**SHORT PROBLEM:** Transcribe the records that follow, preserving every word.

::::::::

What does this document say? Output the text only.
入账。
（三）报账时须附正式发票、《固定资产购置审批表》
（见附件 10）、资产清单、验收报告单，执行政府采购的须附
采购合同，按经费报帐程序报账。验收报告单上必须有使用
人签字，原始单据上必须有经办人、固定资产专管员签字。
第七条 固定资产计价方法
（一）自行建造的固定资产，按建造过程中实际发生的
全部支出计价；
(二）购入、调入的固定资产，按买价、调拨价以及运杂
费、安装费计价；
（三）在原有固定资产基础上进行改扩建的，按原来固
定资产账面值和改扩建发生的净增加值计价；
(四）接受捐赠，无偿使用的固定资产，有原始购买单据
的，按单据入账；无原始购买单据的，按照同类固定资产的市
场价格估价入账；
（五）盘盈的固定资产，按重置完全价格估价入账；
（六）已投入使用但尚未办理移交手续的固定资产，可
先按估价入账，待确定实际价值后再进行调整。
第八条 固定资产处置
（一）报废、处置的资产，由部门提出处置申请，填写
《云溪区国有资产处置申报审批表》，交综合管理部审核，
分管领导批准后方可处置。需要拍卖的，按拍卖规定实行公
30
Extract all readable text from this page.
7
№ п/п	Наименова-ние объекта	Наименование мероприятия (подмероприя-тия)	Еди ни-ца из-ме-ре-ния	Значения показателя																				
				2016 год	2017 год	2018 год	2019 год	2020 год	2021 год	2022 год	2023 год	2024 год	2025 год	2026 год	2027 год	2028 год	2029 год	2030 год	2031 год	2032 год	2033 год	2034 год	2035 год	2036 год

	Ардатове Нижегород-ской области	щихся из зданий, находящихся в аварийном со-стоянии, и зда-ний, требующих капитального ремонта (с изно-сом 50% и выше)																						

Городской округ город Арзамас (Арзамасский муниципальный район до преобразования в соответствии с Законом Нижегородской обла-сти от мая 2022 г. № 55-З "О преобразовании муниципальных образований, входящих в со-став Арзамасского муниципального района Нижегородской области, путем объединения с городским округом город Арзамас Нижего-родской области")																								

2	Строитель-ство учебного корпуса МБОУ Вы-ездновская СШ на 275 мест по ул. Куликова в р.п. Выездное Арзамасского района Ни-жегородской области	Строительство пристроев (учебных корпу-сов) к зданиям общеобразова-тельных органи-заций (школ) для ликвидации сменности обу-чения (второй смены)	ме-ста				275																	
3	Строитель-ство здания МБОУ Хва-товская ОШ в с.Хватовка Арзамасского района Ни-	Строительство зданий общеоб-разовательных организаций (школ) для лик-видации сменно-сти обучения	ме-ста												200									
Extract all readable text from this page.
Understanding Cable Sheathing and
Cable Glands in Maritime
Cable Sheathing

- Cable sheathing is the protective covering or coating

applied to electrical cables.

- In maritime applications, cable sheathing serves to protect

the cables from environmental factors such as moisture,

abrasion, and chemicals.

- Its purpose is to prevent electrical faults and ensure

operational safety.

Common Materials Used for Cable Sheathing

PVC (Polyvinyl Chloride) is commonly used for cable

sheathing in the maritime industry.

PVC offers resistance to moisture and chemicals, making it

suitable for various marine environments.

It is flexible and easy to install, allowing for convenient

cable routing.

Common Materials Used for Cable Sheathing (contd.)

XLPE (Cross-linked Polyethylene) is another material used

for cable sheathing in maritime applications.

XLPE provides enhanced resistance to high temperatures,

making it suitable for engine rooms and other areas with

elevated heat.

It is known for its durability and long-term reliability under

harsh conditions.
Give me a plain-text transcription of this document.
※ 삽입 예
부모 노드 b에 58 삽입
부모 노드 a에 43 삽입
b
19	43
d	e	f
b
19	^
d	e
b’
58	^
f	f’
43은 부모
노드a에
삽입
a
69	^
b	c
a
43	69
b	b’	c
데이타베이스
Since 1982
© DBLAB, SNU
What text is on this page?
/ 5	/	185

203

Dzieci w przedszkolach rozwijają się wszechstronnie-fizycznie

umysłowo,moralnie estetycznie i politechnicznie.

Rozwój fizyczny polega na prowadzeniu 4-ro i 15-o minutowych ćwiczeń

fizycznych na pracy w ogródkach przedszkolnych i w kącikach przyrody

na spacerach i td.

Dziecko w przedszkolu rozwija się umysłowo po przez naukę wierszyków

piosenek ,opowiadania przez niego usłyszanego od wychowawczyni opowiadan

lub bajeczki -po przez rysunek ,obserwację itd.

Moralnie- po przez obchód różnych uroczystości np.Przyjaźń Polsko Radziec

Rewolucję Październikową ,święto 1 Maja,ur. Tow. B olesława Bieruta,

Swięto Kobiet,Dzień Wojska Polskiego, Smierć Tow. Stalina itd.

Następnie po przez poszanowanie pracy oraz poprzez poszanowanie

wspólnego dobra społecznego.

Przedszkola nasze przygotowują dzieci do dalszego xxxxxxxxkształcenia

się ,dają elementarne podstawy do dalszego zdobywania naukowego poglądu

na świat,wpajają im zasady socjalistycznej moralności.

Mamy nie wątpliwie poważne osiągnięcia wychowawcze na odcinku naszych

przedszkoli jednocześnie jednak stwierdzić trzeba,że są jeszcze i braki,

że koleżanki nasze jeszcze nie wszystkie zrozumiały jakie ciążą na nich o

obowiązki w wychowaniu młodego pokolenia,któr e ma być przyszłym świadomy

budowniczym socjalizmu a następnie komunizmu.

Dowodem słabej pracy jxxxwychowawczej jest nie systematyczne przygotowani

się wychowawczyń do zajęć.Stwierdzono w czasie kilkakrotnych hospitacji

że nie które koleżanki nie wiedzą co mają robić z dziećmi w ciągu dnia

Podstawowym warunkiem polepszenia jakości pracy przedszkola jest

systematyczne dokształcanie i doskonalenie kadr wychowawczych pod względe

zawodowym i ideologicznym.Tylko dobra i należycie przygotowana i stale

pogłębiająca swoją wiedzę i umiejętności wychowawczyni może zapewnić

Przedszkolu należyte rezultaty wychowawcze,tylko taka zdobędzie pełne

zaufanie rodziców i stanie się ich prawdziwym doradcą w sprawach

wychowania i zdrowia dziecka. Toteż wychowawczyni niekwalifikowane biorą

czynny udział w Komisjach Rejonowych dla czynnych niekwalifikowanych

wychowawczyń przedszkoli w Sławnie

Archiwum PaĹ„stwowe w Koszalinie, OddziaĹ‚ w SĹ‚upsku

::::::::

**WRITTEN SOLUTION:**
What does this document say? Output the text only.
入账。
（三）报账时须附正式发票、《固定资产购置审批表》
（见附件 10）、资产清单、验收报告单，执行政府采购的须附
采购合同，按经费报帐程序报账。验收报告单上必须有使用
人签字，原始单据上必须有经办人、固定资产专管员签字。
第七条 固定资产计价方法
（一）自行建造的固定资产，按建造过程中实际发生的
全部支出计价；
(二）购入、调入的固定资产，按买价、调拨价以及运杂
费、安装费计价；
（三）在原有固定资产基础上进行改扩建的，按原来固
定资产账面值和改扩建发生的净增加值计价；
(四）接受捐赠，无偿使用的固定资产，有原始购买单据
的，按单据入账；无原始购买单据的，按照同类固定资产的市
场价格估价入账；
（五）盘盈的固定资产，按重置完全价格估价入账；
（六）已投入使用但尚未办理移交手续的固定资产，可
先按估价入账，待确定实际价值后再进行调整。
第八条 固定资产处置
（一）报废、处置的资产，由部门提出处置申请，填写
《云溪区国有资产处置申报审批表》，交综合管理部审核，
分管领导批准后方可处置。需要拍卖的，按拍卖规定实行公
30
Extract all readable text from this page.
7
№ п/п	Наименова-ние объекта	Наименование мероприятия (подмероприя-тия)	Еди ни-ца из-ме-ре-ния	Значения показателя																				
				2016 год	2017 год	2018 год	2019 год	2020 год	2021 год	2022 год	2023 год	2024 год	2025 год	2026 год	2027 год	2028 год	2029 год	2030 год	2031 год	2032 год	2033 год	2034 год	2035 год	2036 год

	Ардатове Нижегород-ской области	щихся из зданий, находящихся в аварийном со-стоянии, и зда-ний, требующих капитального ремонта (с изно-сом 50% и выше)																						

Городской округ город Арзамас (Арзамасский муниципальный район до преобразования в соответствии с Законом Нижегородской обла-сти от мая 2022 г. № 55-З "О преобразовании муниципальных образований, входящих в со-став Арзамасского муниципального района Нижегородской области, путем объединения с городским округом город Арзамас Нижего-родской области")																								

2	Строитель-ство учебного корпуса МБОУ Вы-ездновская СШ на 275 мест по ул. Куликова в р.п. Выездное Арзамасского района Ни-жегородской области	Строительство пристроев (учебных корпу-сов) к зданиям общеобразова-тельных органи-заций (школ) для ликвидации сменности обу-чения (второй смены)	ме-ста				275																	
3	Строитель-ство здания МБОУ Хва-товская ОШ в с.Хватовка Арзамасского района Ни-	Строительство зданий общеоб-разовательных организаций (школ) для лик-видации сменно-сти обучения	ме-ста												200									
Extract all readable text from this page.
Understanding Cable Sheathing and
Cable Glands in Maritime
Cable Sheathing

- Cable sheathing is the protective covering or coating

applied to electrical cables.

- In maritime applications, cable sheathing serves to protect

the cables from environmental factors such as moisture,

abrasion, and chemicals.

- Its purpose is to prevent electrical faults and ensure

operational safety.

Common Materials Used for Cable Sheathing

PVC (Polyvinyl Chloride) is commonly used for cable

sheathing in the maritime industry.

PVC offers resistance to moisture and chemicals, making it

suitable for various marine environments.

It is flexible and easy to install, allowing for convenient

cable routing.

Common Materials Used for Cable Sheathing (contd.)

XLPE (Cross-linked Polyethylene) is another material used

for cable sheathing in maritime applications.

XLPE provides enhanced resistance to high temperatures,

making it suitable for engine rooms and other areas with

elevated heat.

It is known for its durability and long-term reliability under

harsh conditions.
Give me a plain-text transcription of this document.
※ 삽입 예
부모 노드 b에 58 삽입
부모 노드 a에 43 삽입
b
19	43
d	e	f
b
19	^
d	e
b’
58	^
f	f’
43은 부모
노드a에
삽입
a
69	^
b	c
a
43	69
b	b’	c
데이타베이스
Since 1982
© DBLAB, SNU
What text is on this page?
/ 5	/	185

203

Dzieci w przedszkolach rozwijają się wszechstronnie-fizycznie

umysłowo,moralnie estetycznie i politechnicznie.

Rozwój fizyczny polega na prowadzeniu 4-ro i 15-o minutowych ćwiczeń

fizycznych na pracy w ogródkach przedszkolnych i w kącikach przyrody

na spacerach i td.

Dziecko w przedszkolu rozwija się umysłowo po przez naukę wierszyków

piosenek ,opowiadania przez niego usłyszanego od wychowawczyni opowiadan

lub bajeczki -po przez rysunek ,obserwację itd.

Moralnie- po przez obchód różnych uroczystości np.Przyjaźń Polsko Radziec

Rewolucję Październikową ,święto 1 Maja,ur. Tow. B olesława Bieruta,

Swięto Kobiet,Dzień Wojska Polskiego, Smierć Tow. Stalina itd.

Następnie po przez poszanowanie pracy oraz poprzez poszanowanie

wspólnego dobra społecznego.

Przedszkola nasze przygotowują dzieci do dalszego xxxxxxxxkształcenia

się ,dają elementarne podstawy do dalszego zdobywania naukowego poglądu

na świat,wpajają im zasady socjalistycznej moralności.

Mamy nie wątpliwie poważne osiągnięcia wychowawcze na odcinku naszych

przedszkoli jednocześnie jednak stwierdzić trzeba,że są jeszcze i braki,

że koleżanki nasze jeszcze nie wszystkie zrozumiały jakie ciążą na nich o

obowiązki w wychowaniu młodego pokolenia,któr e ma być przyszłym świadomy

budowniczym socjalizmu a następnie komunizmu.

Dowodem słabej pracy jxxxwychowawczej jest nie systematyczne przygotowani

się wychowawczyń do zajęć.Stwierdzono w czasie kilkakrotnych hospitacji

że nie które koleżanki nie wiedzą co mają robić z dziećmi w ciągu dnia

Podstawowym warunkiem polepszenia jakości pracy przedszkola jest

systematyczne dokształcanie i doskonalenie kadr wychowawczych pod względe

zawodowym i ideologicznym.Tylko dobra i należycie przygotowana i stale

pogłębiająca swoją wiedzę i umiejętności wychowawczyni może zapewnić

Przedszkolu należyte rezultaty wychowawcze,tylko taka zdobędzie pełne

zaufanie rodziców i stanie się ich prawdziwym doradcą w sprawach

wychowania i zdrowia dziecka. Toteż wychowawczyni niekwalifikowane biorą

czynny udział w Komisjach Rejonowych dla czynnych niekwalifikowanych

wychowawczyń przedszkoli w Sławnie

Archiwum PaĹ„stwowe w Koszalinie, OddziaĹ‚ w SĹ‚upsku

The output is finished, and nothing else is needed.